··· RECORDS FOR THIS TASK

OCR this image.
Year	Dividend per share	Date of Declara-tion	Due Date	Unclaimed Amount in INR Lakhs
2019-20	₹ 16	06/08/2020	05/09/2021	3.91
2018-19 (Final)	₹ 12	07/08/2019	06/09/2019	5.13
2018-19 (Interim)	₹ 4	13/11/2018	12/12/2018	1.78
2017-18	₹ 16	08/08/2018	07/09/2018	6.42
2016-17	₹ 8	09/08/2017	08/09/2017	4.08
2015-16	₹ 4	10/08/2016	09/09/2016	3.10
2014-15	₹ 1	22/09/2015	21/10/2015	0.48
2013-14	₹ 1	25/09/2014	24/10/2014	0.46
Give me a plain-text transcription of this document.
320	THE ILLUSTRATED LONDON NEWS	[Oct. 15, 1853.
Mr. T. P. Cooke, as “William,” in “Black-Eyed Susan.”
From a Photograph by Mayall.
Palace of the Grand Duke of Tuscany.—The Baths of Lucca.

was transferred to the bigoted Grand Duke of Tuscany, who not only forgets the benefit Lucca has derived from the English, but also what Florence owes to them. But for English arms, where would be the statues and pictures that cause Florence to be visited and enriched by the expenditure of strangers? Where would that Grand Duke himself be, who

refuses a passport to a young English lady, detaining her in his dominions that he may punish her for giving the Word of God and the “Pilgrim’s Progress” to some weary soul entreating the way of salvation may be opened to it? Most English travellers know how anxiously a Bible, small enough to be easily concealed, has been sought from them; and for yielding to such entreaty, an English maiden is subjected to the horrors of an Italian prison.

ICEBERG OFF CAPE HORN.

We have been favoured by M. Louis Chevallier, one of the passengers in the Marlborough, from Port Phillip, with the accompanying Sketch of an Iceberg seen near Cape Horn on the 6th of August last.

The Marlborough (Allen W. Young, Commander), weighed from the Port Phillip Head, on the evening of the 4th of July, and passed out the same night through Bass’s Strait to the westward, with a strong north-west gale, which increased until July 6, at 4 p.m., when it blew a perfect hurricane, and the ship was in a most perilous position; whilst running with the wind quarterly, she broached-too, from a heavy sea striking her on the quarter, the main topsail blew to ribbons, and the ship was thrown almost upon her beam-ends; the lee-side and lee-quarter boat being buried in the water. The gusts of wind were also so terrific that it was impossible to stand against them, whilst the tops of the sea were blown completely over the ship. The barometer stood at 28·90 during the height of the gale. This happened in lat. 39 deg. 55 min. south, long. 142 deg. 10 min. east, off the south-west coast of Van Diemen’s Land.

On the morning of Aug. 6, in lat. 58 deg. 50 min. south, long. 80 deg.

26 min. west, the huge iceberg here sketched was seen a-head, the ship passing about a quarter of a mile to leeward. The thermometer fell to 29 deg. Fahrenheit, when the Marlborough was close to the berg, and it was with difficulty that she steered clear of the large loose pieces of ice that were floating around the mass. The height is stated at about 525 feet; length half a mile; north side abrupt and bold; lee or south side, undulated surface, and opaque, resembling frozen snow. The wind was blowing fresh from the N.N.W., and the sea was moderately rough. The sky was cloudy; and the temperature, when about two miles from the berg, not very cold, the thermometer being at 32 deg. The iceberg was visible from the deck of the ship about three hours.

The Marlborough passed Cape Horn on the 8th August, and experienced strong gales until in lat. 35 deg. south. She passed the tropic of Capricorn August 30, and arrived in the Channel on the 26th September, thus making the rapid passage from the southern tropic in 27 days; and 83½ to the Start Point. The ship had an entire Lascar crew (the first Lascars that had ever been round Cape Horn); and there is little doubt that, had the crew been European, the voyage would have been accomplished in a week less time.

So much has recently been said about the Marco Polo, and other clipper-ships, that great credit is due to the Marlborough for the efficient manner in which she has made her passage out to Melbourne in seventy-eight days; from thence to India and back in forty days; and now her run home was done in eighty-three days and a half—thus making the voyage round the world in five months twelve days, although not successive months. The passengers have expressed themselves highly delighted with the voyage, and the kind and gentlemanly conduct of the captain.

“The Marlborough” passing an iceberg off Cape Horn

······

_DESCRIPTION OF THE TASK_
Emit the full listing verbatim.

_COMPLETE OUTPUT_
OCR this image.
Year	Dividend per share	Date of Declara-tion	Due Date	Unclaimed Amount in INR Lakhs
2019-20	₹ 16	06/08/2020	05/09/2021	3.91
2018-19 (Final)	₹ 12	07/08/2019	06/09/2019	5.13
2018-19 (Interim)	₹ 4	13/11/2018	12/12/2018	1.78
2017-18	₹ 16	08/08/2018	07/09/2018	6.42
2016-17	₹ 8	09/08/2017	08/09/2017	4.08
2015-16	₹ 4	10/08/2016	09/09/2016	3.10
2014-15	₹ 1	22/09/2015	21/10/2015	0.48
2013-14	₹ 1	25/09/2014	24/10/2014	0.46
Give me a plain-text transcription of this document.
320	THE ILLUSTRATED LONDON NEWS	[Oct. 15, 1853.
Mr. T. P. Cooke, as “William,” in “Black-Eyed Susan.”
From a Photograph by Mayall.
Palace of the Grand Duke of Tuscany.—The Baths of Lucca.

was transferred to the bigoted Grand Duke of Tuscany, who not only forgets the benefit Lucca has derived from the English, but also what Florence owes to them. But for English arms, where would be the statues and pictures that cause Florence to be visited and enriched by the expenditure of strangers? Where would that Grand Duke himself be, who

refuses a passport to a young English lady, detaining her in his dominions that he may punish her for giving the Word of God and the “Pilgrim’s Progress” to some weary soul entreating the way of salvation may be opened to it? Most English travellers know how anxiously a Bible, small enough to be easily concealed, has been sought from them; and for yielding to such entreaty, an English maiden is subjected to the horrors of an Italian prison.

ICEBERG OFF CAPE HORN.

We have been favoured by M. Louis Chevallier, one of the passengers in the Marlborough, from Port Phillip, with the accompanying Sketch of an Iceberg seen near Cape Horn on the 6th of August last.

The Marlborough (Allen W. Young, Commander), weighed from the Port Phillip Head, on the evening of the 4th of July, and passed out the same night through Bass’s Strait to the westward, with a strong north-west gale, which increased until July 6, at 4 p.m., when it blew a perfect hurricane, and the ship was in a most perilous position; whilst running with the wind quarterly, she broached-too, from a heavy sea striking her on the quarter, the main topsail blew to ribbons, and the ship was thrown almost upon her beam-ends; the lee-side and lee-quarter boat being buried in the water. The gusts of wind were also so terrific that it was impossible to stand against them, whilst the tops of the sea were blown completely over the ship. The barometer stood at 28·90 during the height of the gale. This happened in lat. 39 deg. 55 min. south, long. 142 deg. 10 min. east, off the south-west coast of Van Diemen’s Land.

On the morning of Aug. 6, in lat. 58 deg. 50 min. south, long. 80 deg.

26 min. west, the huge iceberg here sketched was seen a-head, the ship passing about a quarter of a mile to leeward. The thermometer fell to 29 deg. Fahrenheit, when the Marlborough was close to the berg, and it was with difficulty that she steered clear of the large loose pieces of ice that were floating around the mass. The height is stated at about 525 feet; length half a mile; north side abrupt and bold; lee or south side, undulated surface, and opaque, resembling frozen snow. The wind was blowing fresh from the N.N.W., and the sea was moderately rough. The sky was cloudy; and the temperature, when about two miles from the berg, not very cold, the thermometer being at 32 deg. The iceberg was visible from the deck of the ship about three hours.

The Marlborough passed Cape Horn on the 8th August, and experienced strong gales until in lat. 35 deg. south. She passed the tropic of Capricorn August 30, and arrived in the Channel on the 26th September, thus making the rapid passage from the southern tropic in 27 days; and 83½ to the Start Point. The ship had an entire Lascar crew (the first Lascars that had ever been round Cape Horn); and there is little doubt that, had the crew been European, the voyage would have been accomplished in a week less time.

So much has recently been said about the Marco Polo, and other clipper-ships, that great credit is due to the Marlborough for the efficient manner in which she has made her passage out to Melbourne in seventy-eight days; from thence to India and back in forty days; and now her run home was done in eighty-three days and a half—thus making the voyage round the world in five months twelve days, although not successive months. The passengers have expressed themselves highly delighted with the voyage, and the kind and gentlemanly conduct of the captain.

“The Marlborough” passing an iceberg off Cape Horn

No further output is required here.